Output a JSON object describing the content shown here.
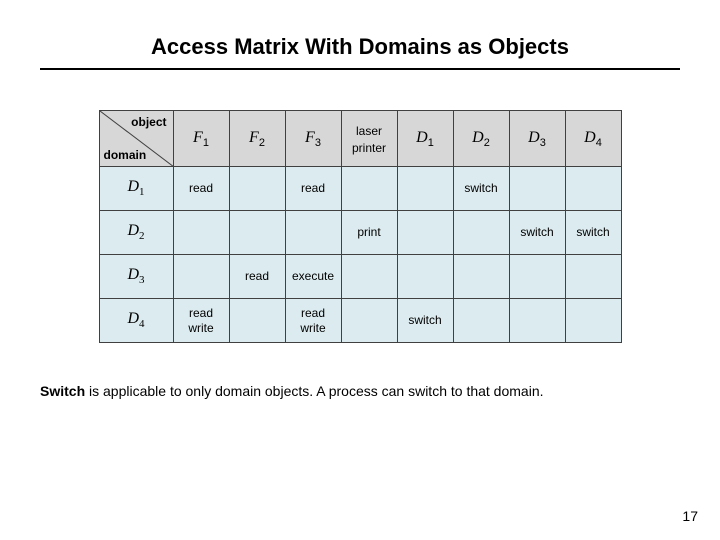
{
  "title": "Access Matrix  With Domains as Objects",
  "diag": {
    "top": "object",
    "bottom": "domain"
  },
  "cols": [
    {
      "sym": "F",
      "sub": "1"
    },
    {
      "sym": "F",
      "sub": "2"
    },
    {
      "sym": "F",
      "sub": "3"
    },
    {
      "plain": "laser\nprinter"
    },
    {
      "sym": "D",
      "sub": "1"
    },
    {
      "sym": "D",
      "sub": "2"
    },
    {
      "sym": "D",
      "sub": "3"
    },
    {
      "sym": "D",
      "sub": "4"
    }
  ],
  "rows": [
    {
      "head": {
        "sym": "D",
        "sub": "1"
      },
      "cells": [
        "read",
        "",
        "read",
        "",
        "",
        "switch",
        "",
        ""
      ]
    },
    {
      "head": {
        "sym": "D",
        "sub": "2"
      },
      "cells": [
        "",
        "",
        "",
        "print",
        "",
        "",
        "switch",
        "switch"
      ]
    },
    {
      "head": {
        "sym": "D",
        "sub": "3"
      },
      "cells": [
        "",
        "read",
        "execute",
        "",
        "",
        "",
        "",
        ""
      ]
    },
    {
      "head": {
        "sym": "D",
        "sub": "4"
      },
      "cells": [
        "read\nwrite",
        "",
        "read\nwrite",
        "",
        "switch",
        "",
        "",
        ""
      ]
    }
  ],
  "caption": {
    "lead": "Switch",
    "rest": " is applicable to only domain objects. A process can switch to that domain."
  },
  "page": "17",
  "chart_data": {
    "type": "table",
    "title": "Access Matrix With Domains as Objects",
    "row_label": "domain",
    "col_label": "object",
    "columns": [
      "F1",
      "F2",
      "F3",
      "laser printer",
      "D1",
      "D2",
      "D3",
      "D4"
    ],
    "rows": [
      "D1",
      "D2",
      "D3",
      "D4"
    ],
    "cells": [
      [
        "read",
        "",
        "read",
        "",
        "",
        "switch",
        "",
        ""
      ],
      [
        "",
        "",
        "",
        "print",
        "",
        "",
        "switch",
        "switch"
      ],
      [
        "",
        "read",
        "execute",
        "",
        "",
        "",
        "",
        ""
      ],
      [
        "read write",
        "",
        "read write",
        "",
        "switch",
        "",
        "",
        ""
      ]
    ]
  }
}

===

STATED GOAL >> Reproduce the listing above exactly, excluding all pictures.

FULL RESPONSE >>
Output a JSON object describing the content shown here.
{
  "title": "Access Matrix  With Domains as Objects",
  "diag": {
    "top": "object",
    "bottom": "domain"
  },
  "cols": [
    {
      "sym": "F",
      "sub": "1"
    },
    {
      "sym": "F",
      "sub": "2"
    },
    {
      "sym": "F",
      "sub": "3"
    },
    {
      "plain": "laser\nprinter"
    },
    {
      "sym": "D",
      "sub": "1"
    },
    {
      "sym": "D",
      "sub": "2"
    },
    {
      "sym": "D",
      "sub": "3"
    },
    {
      "sym": "D",
      "sub": "4"
    }
  ],
  "rows": [
    {
      "head": {
        "sym": "D",
        "sub": "1"
      },
      "cells": [
        "read",
        "",
        "read",
        "",
        "",
        "switch",
        "",
        ""
      ]
    },
    {
      "head": {
        "sym": "D",
        "sub": "2"
      },
      "cells": [
        "",
        "",
        "",
        "print",
        "",
        "",
        "switch",
        "switch"
      ]
    },
    {
      "head": {
        "sym": "D",
        "sub": "3"
      },
      "cells": [
        "",
        "read",
        "execute",
        "",
        "",
        "",
        "",
        ""
      ]
    },
    {
      "head": {
        "sym": "D",
        "sub": "4"
      },
      "cells": [
        "read\nwrite",
        "",
        "read\nwrite",
        "",
        "switch",
        "",
        "",
        ""
      ]
    }
  ],
  "caption": {
    "lead": "Switch",
    "rest": " is applicable to only domain objects. A process can switch to that domain."
  },
  "page": "17",
  "chart_data": {
    "type": "table",
    "title": "Access Matrix With Domains as Objects",
    "row_label": "domain",
    "col_label": "object",
    "columns": [
      "F1",
      "F2",
      "F3",
      "laser printer",
      "D1",
      "D2",
      "D3",
      "D4"
    ],
    "rows": [
      "D1",
      "D2",
      "D3",
      "D4"
    ],
    "cells": [
      [
        "read",
        "",
        "read",
        "",
        "",
        "switch",
        "",
        ""
      ],
      [
        "",
        "",
        "",
        "print",
        "",
        "",
        "switch",
        "switch"
      ],
      [
        "",
        "read",
        "execute",
        "",
        "",
        "",
        "",
        ""
      ],
      [
        "read write",
        "",
        "read write",
        "",
        "switch",
        "",
        "",
        ""
      ]
    ]
  }
}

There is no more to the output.